=== DATASET ENTRIES ===
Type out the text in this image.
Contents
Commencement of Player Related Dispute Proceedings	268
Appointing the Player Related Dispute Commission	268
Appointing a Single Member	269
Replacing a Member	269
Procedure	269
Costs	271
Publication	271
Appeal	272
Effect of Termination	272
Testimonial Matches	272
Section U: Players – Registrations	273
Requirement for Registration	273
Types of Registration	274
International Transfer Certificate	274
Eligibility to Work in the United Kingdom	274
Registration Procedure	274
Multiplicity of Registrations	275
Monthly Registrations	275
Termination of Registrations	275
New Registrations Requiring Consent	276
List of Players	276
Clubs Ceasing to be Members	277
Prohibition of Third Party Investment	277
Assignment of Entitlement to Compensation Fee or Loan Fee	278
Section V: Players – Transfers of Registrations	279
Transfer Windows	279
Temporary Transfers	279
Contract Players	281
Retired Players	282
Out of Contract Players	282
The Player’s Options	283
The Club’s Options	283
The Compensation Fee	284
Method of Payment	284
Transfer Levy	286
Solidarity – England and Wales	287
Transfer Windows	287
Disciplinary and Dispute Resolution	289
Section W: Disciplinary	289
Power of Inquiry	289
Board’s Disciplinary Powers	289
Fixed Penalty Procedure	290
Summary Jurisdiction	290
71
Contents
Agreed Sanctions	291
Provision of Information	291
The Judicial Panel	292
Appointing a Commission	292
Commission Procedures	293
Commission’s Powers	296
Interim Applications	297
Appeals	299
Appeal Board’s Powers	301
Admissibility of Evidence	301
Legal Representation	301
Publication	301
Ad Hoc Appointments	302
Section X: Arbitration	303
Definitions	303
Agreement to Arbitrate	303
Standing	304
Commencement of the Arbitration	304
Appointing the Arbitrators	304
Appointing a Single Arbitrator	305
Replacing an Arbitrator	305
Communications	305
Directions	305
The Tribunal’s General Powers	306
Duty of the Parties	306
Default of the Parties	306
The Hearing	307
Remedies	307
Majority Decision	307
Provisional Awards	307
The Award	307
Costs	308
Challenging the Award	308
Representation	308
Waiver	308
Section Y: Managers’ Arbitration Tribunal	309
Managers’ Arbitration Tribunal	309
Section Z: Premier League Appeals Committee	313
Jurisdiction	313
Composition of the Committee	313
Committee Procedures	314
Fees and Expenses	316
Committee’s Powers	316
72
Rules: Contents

* * *

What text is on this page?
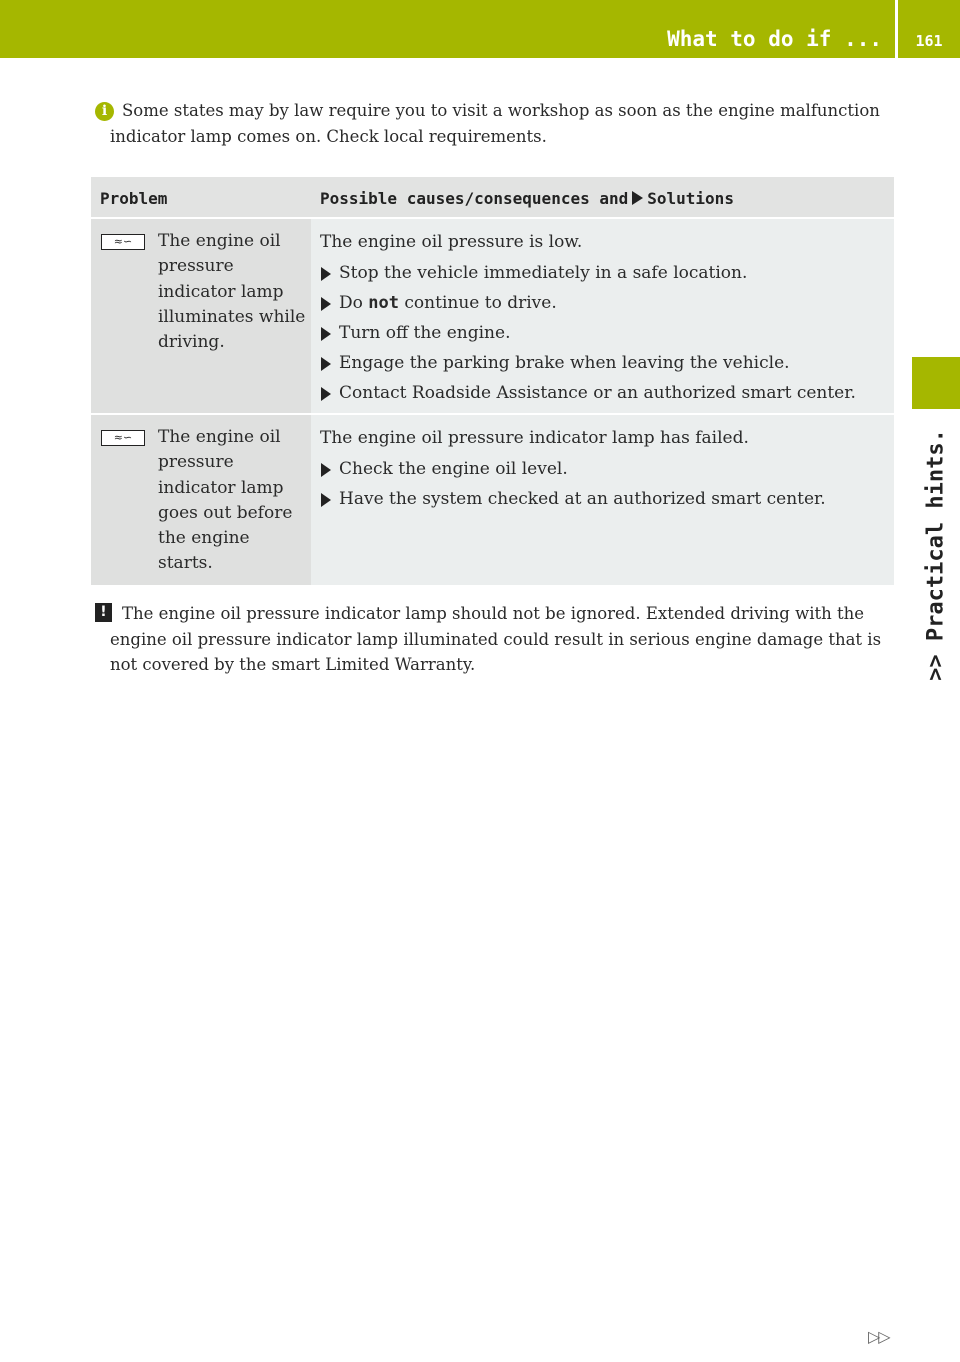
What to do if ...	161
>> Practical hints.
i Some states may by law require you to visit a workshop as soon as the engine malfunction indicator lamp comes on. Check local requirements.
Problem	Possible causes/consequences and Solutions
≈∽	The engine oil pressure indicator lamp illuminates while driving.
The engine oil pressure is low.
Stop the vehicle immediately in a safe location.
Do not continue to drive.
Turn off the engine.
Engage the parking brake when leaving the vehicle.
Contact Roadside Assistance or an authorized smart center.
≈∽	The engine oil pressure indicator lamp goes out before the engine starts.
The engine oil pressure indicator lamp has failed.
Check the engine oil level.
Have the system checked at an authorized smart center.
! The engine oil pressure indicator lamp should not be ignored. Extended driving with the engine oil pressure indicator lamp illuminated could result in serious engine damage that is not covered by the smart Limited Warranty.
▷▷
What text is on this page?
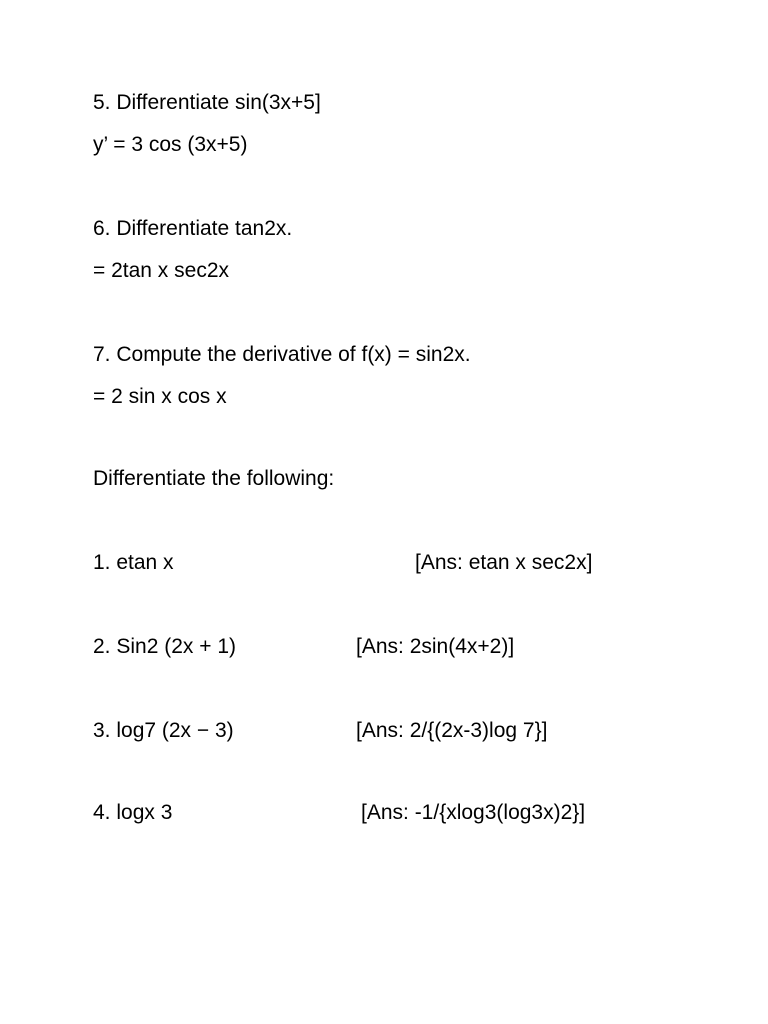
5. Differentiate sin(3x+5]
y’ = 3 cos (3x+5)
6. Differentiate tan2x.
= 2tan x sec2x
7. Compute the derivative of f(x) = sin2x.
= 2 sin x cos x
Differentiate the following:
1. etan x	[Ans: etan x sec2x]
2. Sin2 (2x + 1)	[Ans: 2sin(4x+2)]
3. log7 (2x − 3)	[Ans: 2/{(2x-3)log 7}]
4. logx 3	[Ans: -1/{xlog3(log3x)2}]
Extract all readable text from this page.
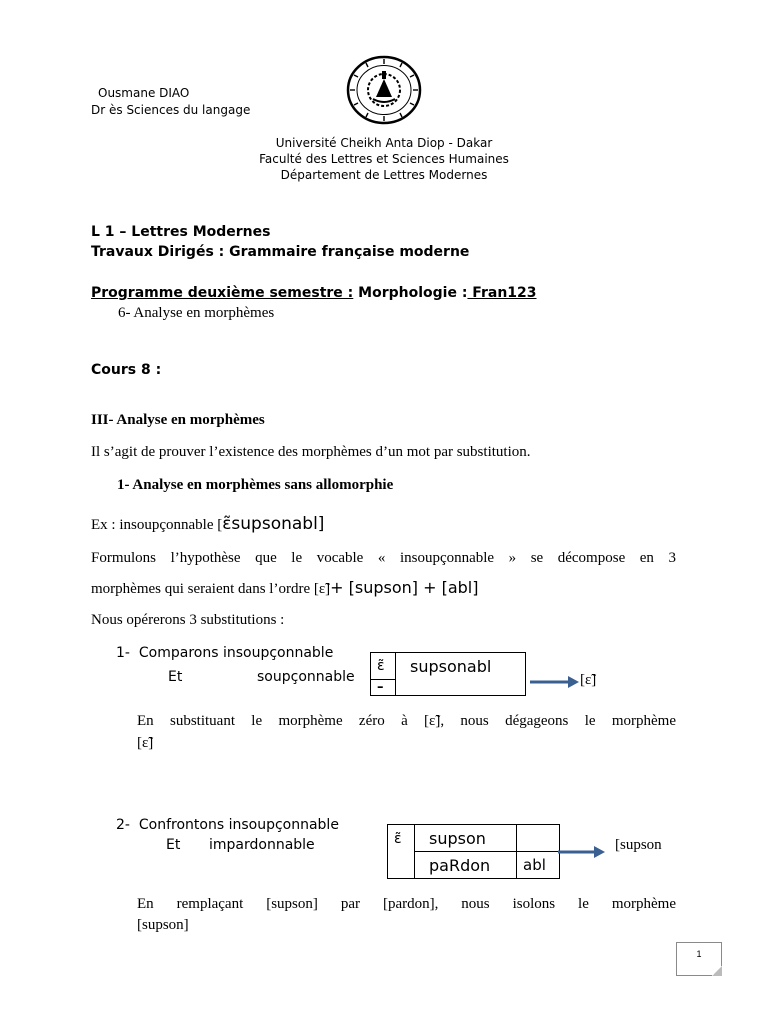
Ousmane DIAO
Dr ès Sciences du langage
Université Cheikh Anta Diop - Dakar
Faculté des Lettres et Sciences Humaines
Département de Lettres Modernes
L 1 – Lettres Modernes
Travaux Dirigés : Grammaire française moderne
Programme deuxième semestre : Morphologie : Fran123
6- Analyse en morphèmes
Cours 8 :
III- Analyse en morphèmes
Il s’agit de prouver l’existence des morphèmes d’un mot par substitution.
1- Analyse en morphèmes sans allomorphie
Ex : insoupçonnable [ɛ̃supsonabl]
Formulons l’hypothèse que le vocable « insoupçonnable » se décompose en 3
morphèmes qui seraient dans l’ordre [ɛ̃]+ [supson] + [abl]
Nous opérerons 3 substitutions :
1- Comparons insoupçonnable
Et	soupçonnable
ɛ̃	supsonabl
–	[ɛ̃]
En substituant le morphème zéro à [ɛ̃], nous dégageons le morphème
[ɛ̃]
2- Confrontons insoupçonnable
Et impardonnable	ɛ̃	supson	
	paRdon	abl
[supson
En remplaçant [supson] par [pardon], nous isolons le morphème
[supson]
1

==

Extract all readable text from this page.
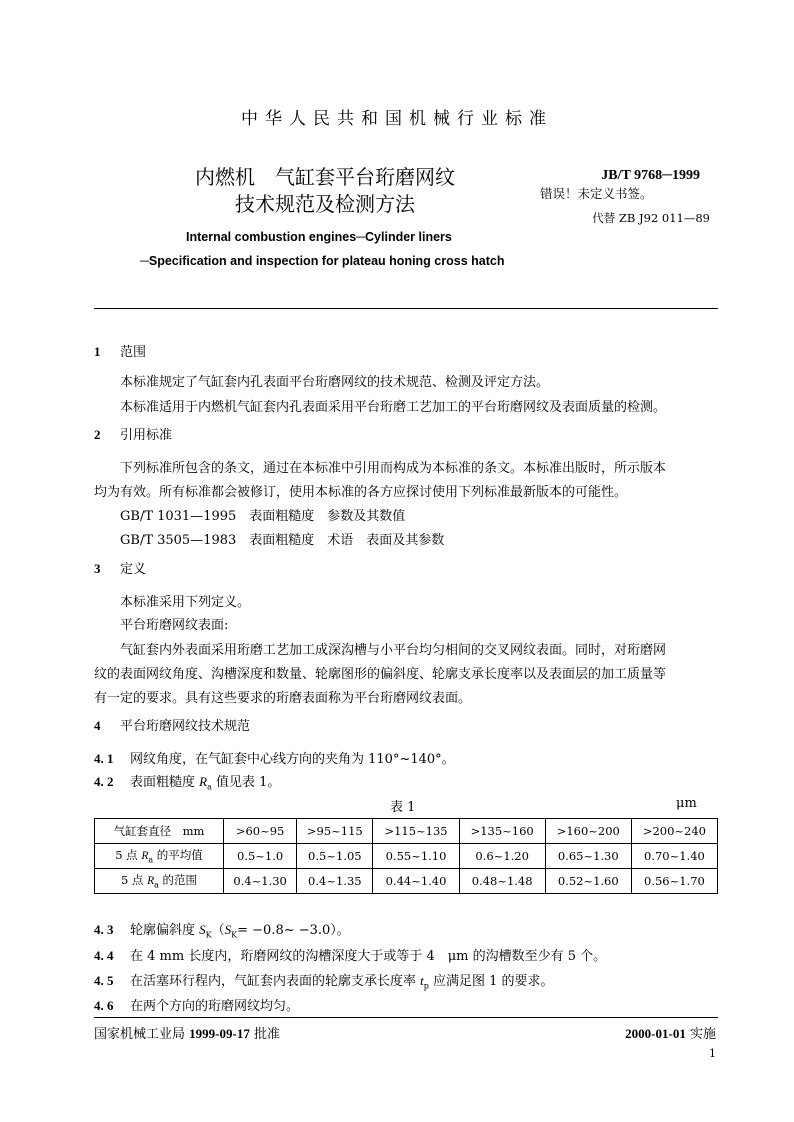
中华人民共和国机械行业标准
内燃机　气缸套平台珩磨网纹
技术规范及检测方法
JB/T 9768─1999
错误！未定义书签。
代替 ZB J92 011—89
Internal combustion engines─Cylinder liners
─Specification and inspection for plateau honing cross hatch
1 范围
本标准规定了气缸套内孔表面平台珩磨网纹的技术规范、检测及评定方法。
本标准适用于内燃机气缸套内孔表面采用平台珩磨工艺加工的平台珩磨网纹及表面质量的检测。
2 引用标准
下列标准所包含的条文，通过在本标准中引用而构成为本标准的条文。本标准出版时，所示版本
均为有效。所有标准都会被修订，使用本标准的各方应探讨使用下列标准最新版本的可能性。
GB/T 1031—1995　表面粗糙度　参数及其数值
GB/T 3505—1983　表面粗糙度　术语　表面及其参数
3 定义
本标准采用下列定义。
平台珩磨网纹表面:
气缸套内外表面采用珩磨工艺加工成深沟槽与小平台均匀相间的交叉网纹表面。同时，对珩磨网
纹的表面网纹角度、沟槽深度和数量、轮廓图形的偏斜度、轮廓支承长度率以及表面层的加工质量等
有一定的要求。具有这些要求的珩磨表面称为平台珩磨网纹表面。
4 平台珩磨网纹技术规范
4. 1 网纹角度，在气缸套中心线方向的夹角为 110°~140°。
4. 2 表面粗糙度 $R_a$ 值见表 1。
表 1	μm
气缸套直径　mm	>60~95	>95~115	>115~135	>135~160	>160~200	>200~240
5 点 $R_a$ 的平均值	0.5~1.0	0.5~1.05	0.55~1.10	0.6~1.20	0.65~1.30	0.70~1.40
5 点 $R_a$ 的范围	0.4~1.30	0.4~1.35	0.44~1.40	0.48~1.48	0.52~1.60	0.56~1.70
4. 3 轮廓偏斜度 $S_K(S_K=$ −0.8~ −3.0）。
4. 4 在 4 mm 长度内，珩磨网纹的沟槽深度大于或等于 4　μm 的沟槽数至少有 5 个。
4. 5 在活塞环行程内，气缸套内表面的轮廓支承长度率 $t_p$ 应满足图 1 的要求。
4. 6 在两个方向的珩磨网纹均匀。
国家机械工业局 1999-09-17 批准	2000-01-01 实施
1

=== TASK TO COMPLETE ===
Check each line above for the string "Appeals" and show the ones that have it.

=== FINISHED ANSWER ===
Appeals	299
Section Z: Premier League Appeals Committee	313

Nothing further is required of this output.